- _REQUIRED TASK_
Show only lines that include "Power".
# START OF RECORDS PROVIDED
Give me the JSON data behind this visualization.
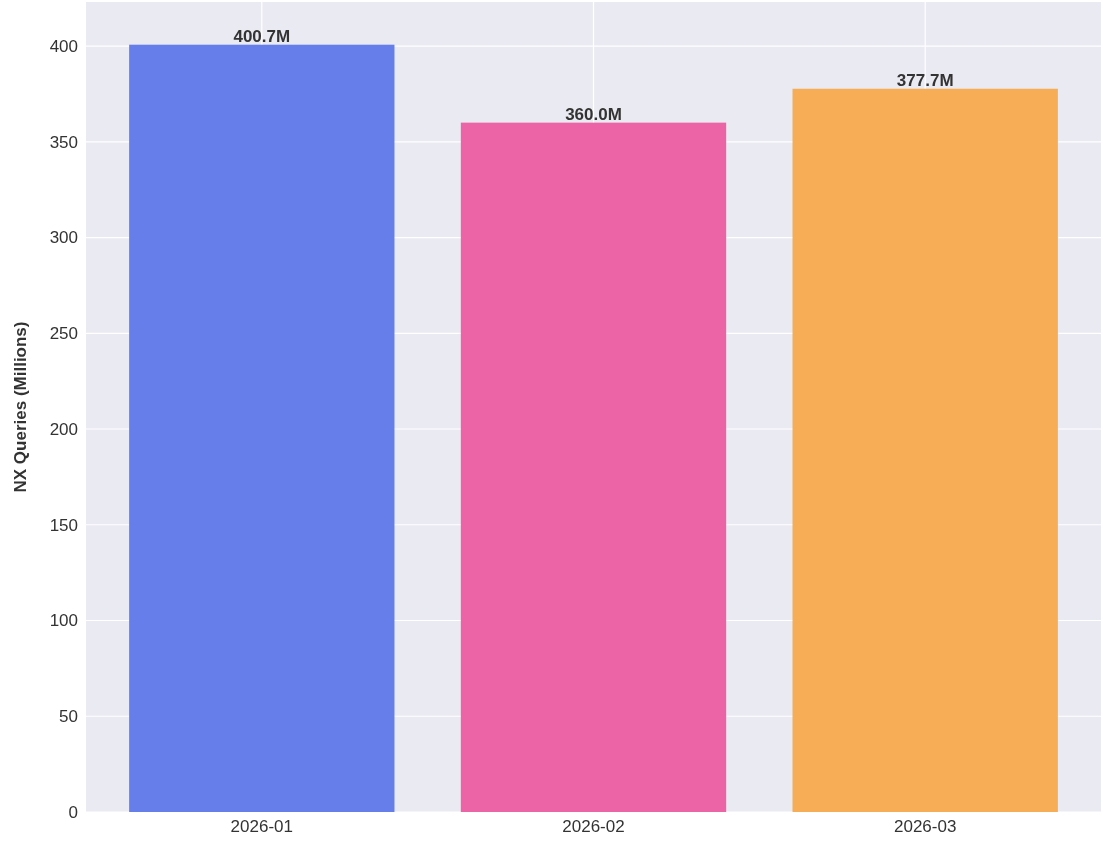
{
  "chart_data": {
    "type": "bar",
    "ylabel": "NX Queries (Millions)",
    "categories": [
      "2026-01",
      "2026-02",
      "2026-03"
    ],
    "values": [
      400.7,
      360.0,
      377.7
    ],
    "colors": [
      "#667eea",
      "#ed64a6",
      "#f6ad55"
    ],
    "value_labels": [
      "400.7M",
      "360.0M",
      "377.7M"
    ],
    "ylim": [
      0,
      423
    ],
    "yticks": [
      0,
      50,
      100,
      150,
      200,
      250,
      300,
      350,
      400
    ],
    "grid": true
  }
}
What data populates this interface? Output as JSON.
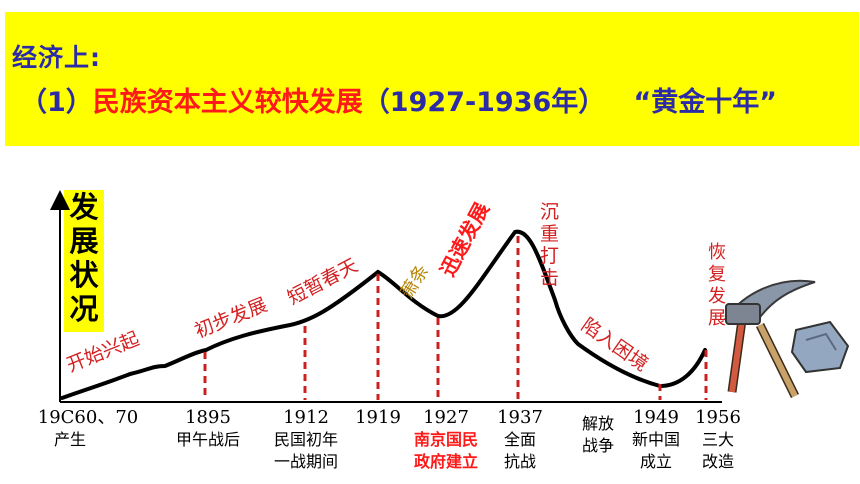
{
  "banner": {
    "heading": "经济上:",
    "num": "（1）",
    "title_red": "民族资本主义较快发展",
    "period": "（1927-1936年）",
    "golden": "“黄金十年”",
    "bg_color": "#ffff00",
    "text_color": "#2b2ba8",
    "accent_color": "#ff1a1a"
  },
  "chart_data": {
    "type": "line",
    "ylabel_chars": [
      "发",
      "展",
      "状",
      "况"
    ],
    "x_ticks": [
      {
        "year": "19C60、70",
        "label": [
          "产生"
        ]
      },
      {
        "year": "1895",
        "label": [
          "甲午战后"
        ]
      },
      {
        "year": "1912",
        "label": [
          "民国初年",
          "一战期间"
        ]
      },
      {
        "year": "1919",
        "label": []
      },
      {
        "year": "1927",
        "label": [
          "南京国民",
          "政府建立"
        ],
        "highlight": true
      },
      {
        "year": "1937",
        "label": [
          "全面",
          "抗战"
        ]
      },
      {
        "year": "",
        "label": [
          "解放",
          "战争"
        ]
      },
      {
        "year": "1949",
        "label": [
          "新中国",
          "成立"
        ]
      },
      {
        "year": "1956",
        "label": [
          "三大",
          "改造"
        ]
      }
    ],
    "phases": [
      {
        "text": "开始兴起",
        "color": "#d42020"
      },
      {
        "text": "初步发展",
        "color": "#d42020"
      },
      {
        "text": "短暂春天",
        "color": "#d42020"
      },
      {
        "text": "萧条",
        "color": "#b8860b"
      },
      {
        "text": "迅速发展",
        "color": "#ff1a1a",
        "bold": true
      },
      {
        "text": "沉重打击",
        "color": "#d42020"
      },
      {
        "text": "陷入困境",
        "color": "#d42020"
      },
      {
        "text": "恢复发展",
        "color": "#d42020"
      }
    ],
    "marker_color": "#cc2020"
  }
}
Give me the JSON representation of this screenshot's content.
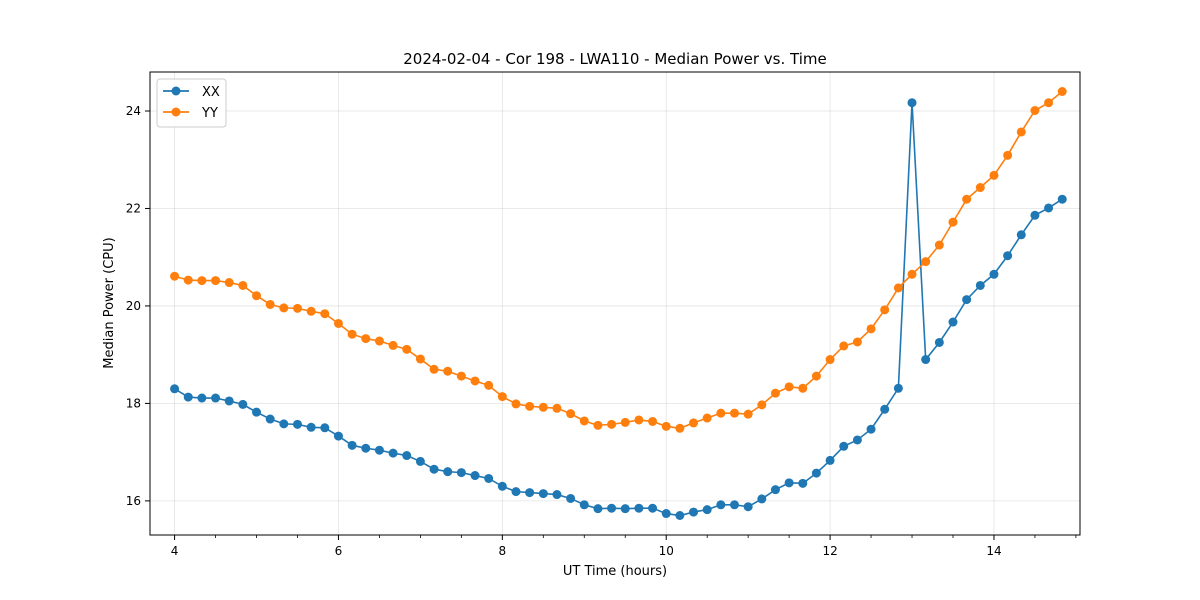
{
  "chart_data": {
    "type": "line",
    "title": "2024-02-04 - Cor 198 - LWA110 - Median Power vs. Time",
    "xlabel": "UT Time (hours)",
    "ylabel": "Median Power (CPU)",
    "xlim": [
      3.7,
      15.05
    ],
    "ylim": [
      15.3,
      24.8
    ],
    "xticks": [
      4,
      6,
      8,
      10,
      12,
      14
    ],
    "yticks": [
      16,
      18,
      20,
      22,
      24
    ],
    "grid": true,
    "legend_position": "top-left",
    "x": [
      4.0,
      4.1667,
      4.3333,
      4.5,
      4.6667,
      4.8333,
      5.0,
      5.1667,
      5.3333,
      5.5,
      5.6667,
      5.8333,
      6.0,
      6.1667,
      6.3333,
      6.5,
      6.6667,
      6.8333,
      7.0,
      7.1667,
      7.3333,
      7.5,
      7.6667,
      7.8333,
      8.0,
      8.1667,
      8.3333,
      8.5,
      8.6667,
      8.8333,
      9.0,
      9.1667,
      9.3333,
      9.5,
      9.6667,
      9.8333,
      10.0,
      10.1667,
      10.3333,
      10.5,
      10.6667,
      10.8333,
      11.0,
      11.1667,
      11.3333,
      11.5,
      11.6667,
      11.8333,
      12.0,
      12.1667,
      12.3333,
      12.5,
      12.6667,
      12.8333,
      13.0,
      13.1667,
      13.3333,
      13.5,
      13.6667,
      13.8333,
      14.0,
      14.1667,
      14.3333,
      14.5,
      14.6667,
      14.8333
    ],
    "series": [
      {
        "name": "XX",
        "color": "#1f77b4",
        "values": [
          18.3,
          18.13,
          18.11,
          18.11,
          18.05,
          17.98,
          17.82,
          17.68,
          17.58,
          17.57,
          17.51,
          17.5,
          17.33,
          17.14,
          17.08,
          17.04,
          16.98,
          16.93,
          16.81,
          16.65,
          16.6,
          16.58,
          16.52,
          16.46,
          16.3,
          16.19,
          16.17,
          16.15,
          16.13,
          16.05,
          15.92,
          15.84,
          15.85,
          15.84,
          15.85,
          15.85,
          15.74,
          15.7,
          15.77,
          15.82,
          15.92,
          15.92,
          15.88,
          16.04,
          16.23,
          16.37,
          16.36,
          16.57,
          16.83,
          17.12,
          17.25,
          17.47,
          17.88,
          18.31,
          24.17,
          18.9,
          19.25,
          19.67,
          20.13,
          20.42,
          20.65,
          21.03,
          21.46,
          21.86,
          22.01,
          22.19
        ]
      },
      {
        "name": "YY",
        "color": "#ff7f0e",
        "values": [
          20.61,
          20.53,
          20.52,
          20.52,
          20.48,
          20.42,
          20.21,
          20.03,
          19.96,
          19.95,
          19.89,
          19.84,
          19.64,
          19.42,
          19.33,
          19.28,
          19.19,
          19.11,
          18.91,
          18.7,
          18.66,
          18.56,
          18.46,
          18.37,
          18.14,
          17.99,
          17.94,
          17.92,
          17.9,
          17.79,
          17.64,
          17.55,
          17.57,
          17.61,
          17.66,
          17.63,
          17.53,
          17.49,
          17.6,
          17.7,
          17.8,
          17.8,
          17.78,
          17.97,
          18.21,
          18.34,
          18.31,
          18.56,
          18.9,
          19.18,
          19.26,
          19.53,
          19.92,
          20.37,
          20.65,
          20.91,
          21.25,
          21.72,
          22.19,
          22.43,
          22.68,
          23.09,
          23.57,
          24.01,
          24.17,
          24.4
        ]
      }
    ]
  }
}
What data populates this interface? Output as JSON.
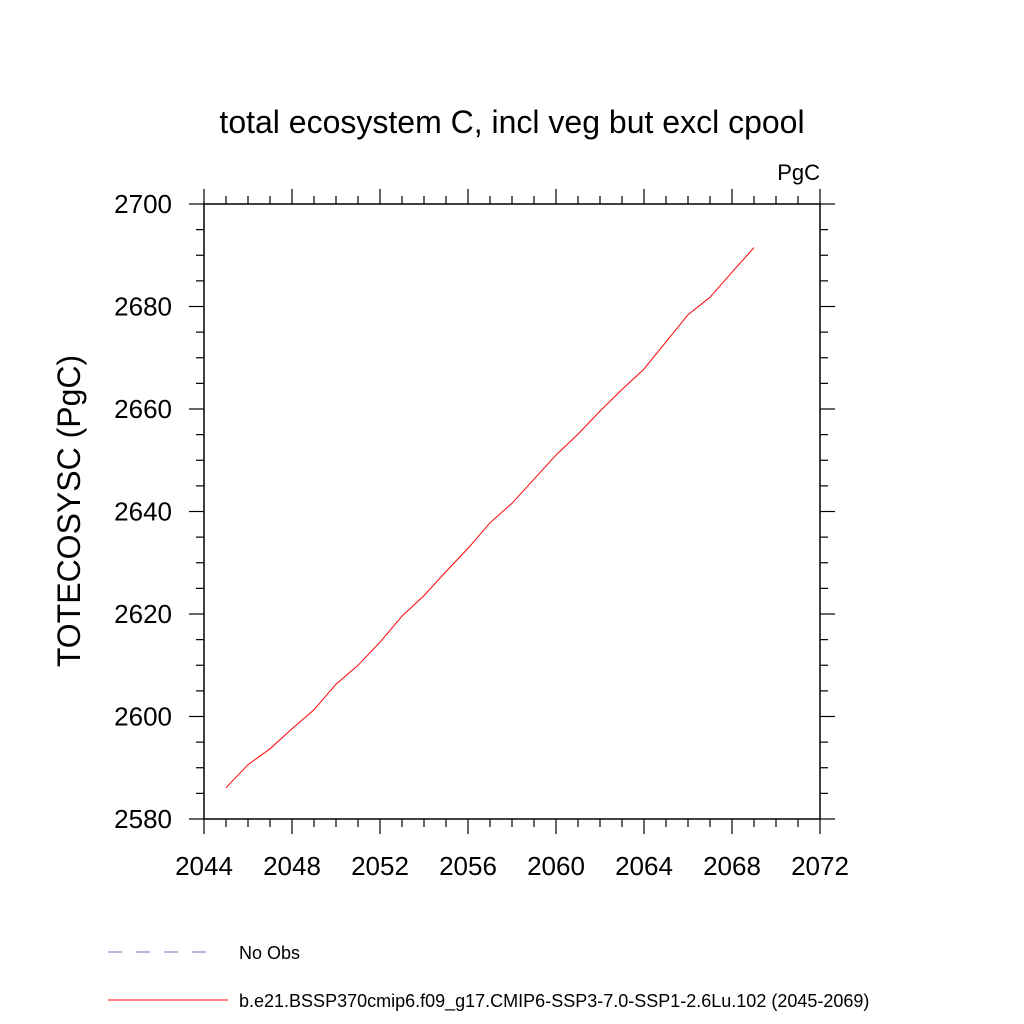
{
  "chart_data": {
    "type": "line",
    "title": "total ecosystem C, incl veg but excl cpool",
    "units_label": "PgC",
    "ylabel": "TOTECOSYSC  (PgC)",
    "xlabel": "",
    "xlim": [
      2044,
      2072
    ],
    "ylim": [
      2580,
      2700
    ],
    "x_ticks": [
      2044,
      2048,
      2052,
      2056,
      2060,
      2064,
      2068,
      2072
    ],
    "y_ticks": [
      2580,
      2600,
      2620,
      2640,
      2660,
      2680,
      2700
    ],
    "grid": false,
    "legend_position": "bottom",
    "series": [
      {
        "name": "b.e21.BSSP370cmip6.f09_g17.CMIP6-SSP3-7.0-SSP1-2.6Lu.102 (2045-2069)",
        "color": "#ff0000",
        "dash": "solid",
        "x": [
          2045,
          2046,
          2047,
          2048,
          2049,
          2050,
          2051,
          2052,
          2053,
          2054,
          2055,
          2056,
          2057,
          2058,
          2059,
          2060,
          2061,
          2062,
          2063,
          2064,
          2065,
          2066,
          2067,
          2068,
          2069
        ],
        "y": [
          2586.1,
          2590.6,
          2593.7,
          2597.6,
          2601.3,
          2606.3,
          2610.0,
          2614.5,
          2619.6,
          2623.6,
          2628.3,
          2632.8,
          2637.8,
          2641.6,
          2646.3,
          2651.0,
          2655.1,
          2659.6,
          2663.8,
          2667.8,
          2673.1,
          2678.4,
          2681.8,
          2686.7,
          2691.5
        ]
      }
    ],
    "legend": [
      {
        "label": "No Obs",
        "color": "#7b68c8",
        "dash": "dashed"
      },
      {
        "label": "b.e21.BSSP370cmip6.f09_g17.CMIP6-SSP3-7.0-SSP1-2.6Lu.102 (2045-2069)",
        "color": "#ff0000",
        "dash": "solid"
      }
    ]
  }
}
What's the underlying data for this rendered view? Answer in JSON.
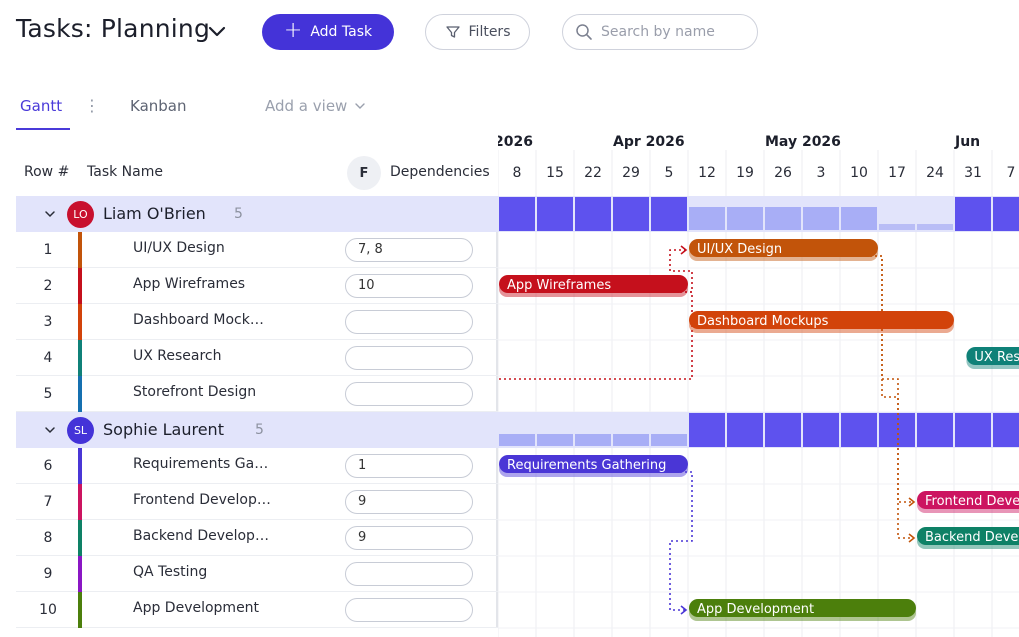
{
  "header": {
    "title": "Tasks: Planning",
    "add_task_label": "Add Task",
    "filters_label": "Filters",
    "search_placeholder": "Search by name",
    "accent": "#4433d8"
  },
  "views": {
    "tabs": [
      {
        "label": "Gantt",
        "active": true
      },
      {
        "label": "Kanban",
        "active": false
      }
    ],
    "add_view_label": "Add a view"
  },
  "columns": {
    "row": "Row #",
    "task_name": "Task Name",
    "f_badge": "F",
    "dependencies": "Dependencies"
  },
  "timeline": {
    "months": [
      {
        "label": "2026",
        "week_index": 0
      },
      {
        "label": "Apr 2026",
        "week_index": 4
      },
      {
        "label": "May 2026",
        "week_index": 8
      },
      {
        "label": "Jun",
        "week_index": 13
      }
    ],
    "weeks": [
      "8",
      "15",
      "22",
      "29",
      "5",
      "12",
      "19",
      "26",
      "3",
      "10",
      "17",
      "24",
      "31",
      "7"
    ]
  },
  "groups": [
    {
      "name": "Liam O'Brien",
      "initials": "LO",
      "avatar_color": "#c8102e",
      "count": "5",
      "summary": {
        "full_weeks": [
          0,
          1,
          2,
          3,
          4,
          12,
          13
        ],
        "partial_weeks": [
          5,
          6,
          7,
          8,
          9
        ],
        "thin_weeks": [
          10,
          11
        ]
      },
      "tasks": [
        {
          "row": "1",
          "name": "UI/UX Design",
          "bar_label": "UI/UX Design",
          "deps": "7, 8",
          "color": "#c2540a",
          "start_week": 5,
          "end_week": 10
        },
        {
          "row": "2",
          "name": "App Wireframes",
          "bar_label": "App Wireframes",
          "deps": "10",
          "color": "#c5101c",
          "start_week": 0,
          "end_week": 5
        },
        {
          "row": "3",
          "name": "Dashboard Mock…",
          "bar_label": "Dashboard Mockups",
          "deps": "",
          "color": "#d2430a",
          "start_week": 5,
          "end_week": 12
        },
        {
          "row": "4",
          "name": "UX Research",
          "bar_label": "UX Research",
          "deps": "",
          "color": "#0f8178",
          "start_week": 12.3,
          "end_week": 15
        },
        {
          "row": "5",
          "name": "Storefront Design",
          "bar_label": "",
          "deps": "",
          "color": "#1570b0",
          "start_week": null,
          "end_week": null
        }
      ]
    },
    {
      "name": "Sophie Laurent",
      "initials": "SL",
      "avatar_color": "#4433d8",
      "count": "5",
      "summary": {
        "full_weeks": [
          5,
          6,
          7,
          8,
          9,
          10,
          11,
          12,
          13
        ],
        "partial_weeks": [
          0,
          1,
          2,
          3,
          4
        ],
        "thin_weeks": []
      },
      "tasks": [
        {
          "row": "6",
          "name": "Requirements Ga…",
          "bar_label": "Requirements Gathering",
          "deps": "1",
          "color": "#4a36d6",
          "start_week": 0,
          "end_week": 5
        },
        {
          "row": "7",
          "name": "Frontend Develop…",
          "bar_label": "Frontend Development",
          "deps": "9",
          "color": "#cc1460",
          "start_week": 11,
          "end_week": 15
        },
        {
          "row": "8",
          "name": "Backend Develop…",
          "bar_label": "Backend Development",
          "deps": "9",
          "color": "#0e8166",
          "start_week": 11,
          "end_week": 15
        },
        {
          "row": "9",
          "name": "QA Testing",
          "bar_label": "",
          "deps": "",
          "color": "#8a16c4",
          "start_week": null,
          "end_week": null
        },
        {
          "row": "10",
          "name": "App Development",
          "bar_label": "App Development",
          "deps": "",
          "color": "#4c7f0c",
          "start_week": 5,
          "end_week": 11
        }
      ]
    }
  ],
  "dependency_links": [
    {
      "from_row": "2",
      "to_row": "1"
    },
    {
      "from_row": "2",
      "to_row": "6"
    },
    {
      "from_row": "1",
      "to_row": "7"
    },
    {
      "from_row": "1",
      "to_row": "8"
    },
    {
      "from_row": "6",
      "to_row": "10"
    }
  ]
}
# END OF RECORDS PROVIDED
- _ANSWER TO THIS TASK_
    "title": "2024-02-04 - Cor 198 - LWA110 - Median Power vs. Time",
    "ylabel": "Median Power (CPU)",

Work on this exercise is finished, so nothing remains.